§ **Stored data**

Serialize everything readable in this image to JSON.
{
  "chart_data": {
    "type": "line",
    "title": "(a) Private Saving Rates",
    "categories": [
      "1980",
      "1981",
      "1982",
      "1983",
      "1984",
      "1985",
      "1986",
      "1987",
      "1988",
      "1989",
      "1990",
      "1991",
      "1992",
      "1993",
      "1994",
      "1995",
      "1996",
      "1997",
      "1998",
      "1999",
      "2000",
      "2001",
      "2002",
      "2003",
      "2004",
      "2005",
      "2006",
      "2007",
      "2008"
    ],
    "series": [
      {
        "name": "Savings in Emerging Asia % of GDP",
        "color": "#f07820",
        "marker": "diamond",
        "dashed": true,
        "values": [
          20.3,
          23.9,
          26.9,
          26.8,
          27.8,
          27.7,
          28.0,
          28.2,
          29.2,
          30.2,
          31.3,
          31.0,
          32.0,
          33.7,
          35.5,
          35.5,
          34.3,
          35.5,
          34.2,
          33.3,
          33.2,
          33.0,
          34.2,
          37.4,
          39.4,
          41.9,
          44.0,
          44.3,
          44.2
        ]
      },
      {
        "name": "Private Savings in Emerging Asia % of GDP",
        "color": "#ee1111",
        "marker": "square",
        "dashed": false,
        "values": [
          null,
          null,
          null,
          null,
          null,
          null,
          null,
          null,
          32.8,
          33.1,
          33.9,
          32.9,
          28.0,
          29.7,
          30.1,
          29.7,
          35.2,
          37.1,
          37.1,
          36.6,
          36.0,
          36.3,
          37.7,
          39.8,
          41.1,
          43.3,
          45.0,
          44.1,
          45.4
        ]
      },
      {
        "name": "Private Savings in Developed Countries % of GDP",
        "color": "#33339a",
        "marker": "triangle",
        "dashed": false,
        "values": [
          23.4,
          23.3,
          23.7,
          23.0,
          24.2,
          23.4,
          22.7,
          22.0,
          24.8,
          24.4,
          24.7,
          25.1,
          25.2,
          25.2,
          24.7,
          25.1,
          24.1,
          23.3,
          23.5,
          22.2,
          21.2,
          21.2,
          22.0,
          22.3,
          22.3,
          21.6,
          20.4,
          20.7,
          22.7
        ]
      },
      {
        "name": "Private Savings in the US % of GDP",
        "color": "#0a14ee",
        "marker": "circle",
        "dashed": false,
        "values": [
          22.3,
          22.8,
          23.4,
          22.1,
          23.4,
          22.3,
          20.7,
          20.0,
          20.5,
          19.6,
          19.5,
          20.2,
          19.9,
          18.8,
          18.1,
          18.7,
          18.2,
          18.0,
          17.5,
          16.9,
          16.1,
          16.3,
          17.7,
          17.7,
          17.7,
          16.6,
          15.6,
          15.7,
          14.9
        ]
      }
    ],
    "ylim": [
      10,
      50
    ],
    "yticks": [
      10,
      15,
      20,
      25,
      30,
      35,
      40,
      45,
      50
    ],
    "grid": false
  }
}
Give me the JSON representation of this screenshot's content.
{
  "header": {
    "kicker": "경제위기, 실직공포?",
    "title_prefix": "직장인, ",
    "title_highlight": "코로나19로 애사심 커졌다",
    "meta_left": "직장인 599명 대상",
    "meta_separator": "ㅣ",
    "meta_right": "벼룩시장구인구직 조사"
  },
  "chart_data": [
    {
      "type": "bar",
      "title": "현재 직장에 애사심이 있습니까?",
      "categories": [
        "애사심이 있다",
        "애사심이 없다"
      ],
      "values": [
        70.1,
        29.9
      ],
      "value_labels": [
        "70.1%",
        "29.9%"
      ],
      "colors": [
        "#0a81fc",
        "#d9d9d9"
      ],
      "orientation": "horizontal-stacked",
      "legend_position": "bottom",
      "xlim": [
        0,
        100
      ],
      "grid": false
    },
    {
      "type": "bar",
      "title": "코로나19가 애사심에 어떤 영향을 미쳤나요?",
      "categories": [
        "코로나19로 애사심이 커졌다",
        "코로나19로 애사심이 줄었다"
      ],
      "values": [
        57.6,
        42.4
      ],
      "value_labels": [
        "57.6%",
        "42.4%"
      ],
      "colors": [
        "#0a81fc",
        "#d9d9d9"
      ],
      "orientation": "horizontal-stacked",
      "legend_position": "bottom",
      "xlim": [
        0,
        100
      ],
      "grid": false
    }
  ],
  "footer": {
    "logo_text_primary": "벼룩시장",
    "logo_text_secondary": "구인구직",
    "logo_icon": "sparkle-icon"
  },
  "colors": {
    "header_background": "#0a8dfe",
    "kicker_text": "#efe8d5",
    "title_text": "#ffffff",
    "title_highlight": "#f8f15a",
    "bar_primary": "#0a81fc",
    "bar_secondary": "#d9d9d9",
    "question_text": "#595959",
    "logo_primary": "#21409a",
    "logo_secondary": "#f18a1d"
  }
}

§ **THE PROBLEM**
Above are the records; copy every line in them that holds the word "marker".

§ **SOLUTION FOR THIS EXERCISE**
        "marker": "diamond",
        "marker": "square",
        "marker": "triangle",
        "marker": "circle",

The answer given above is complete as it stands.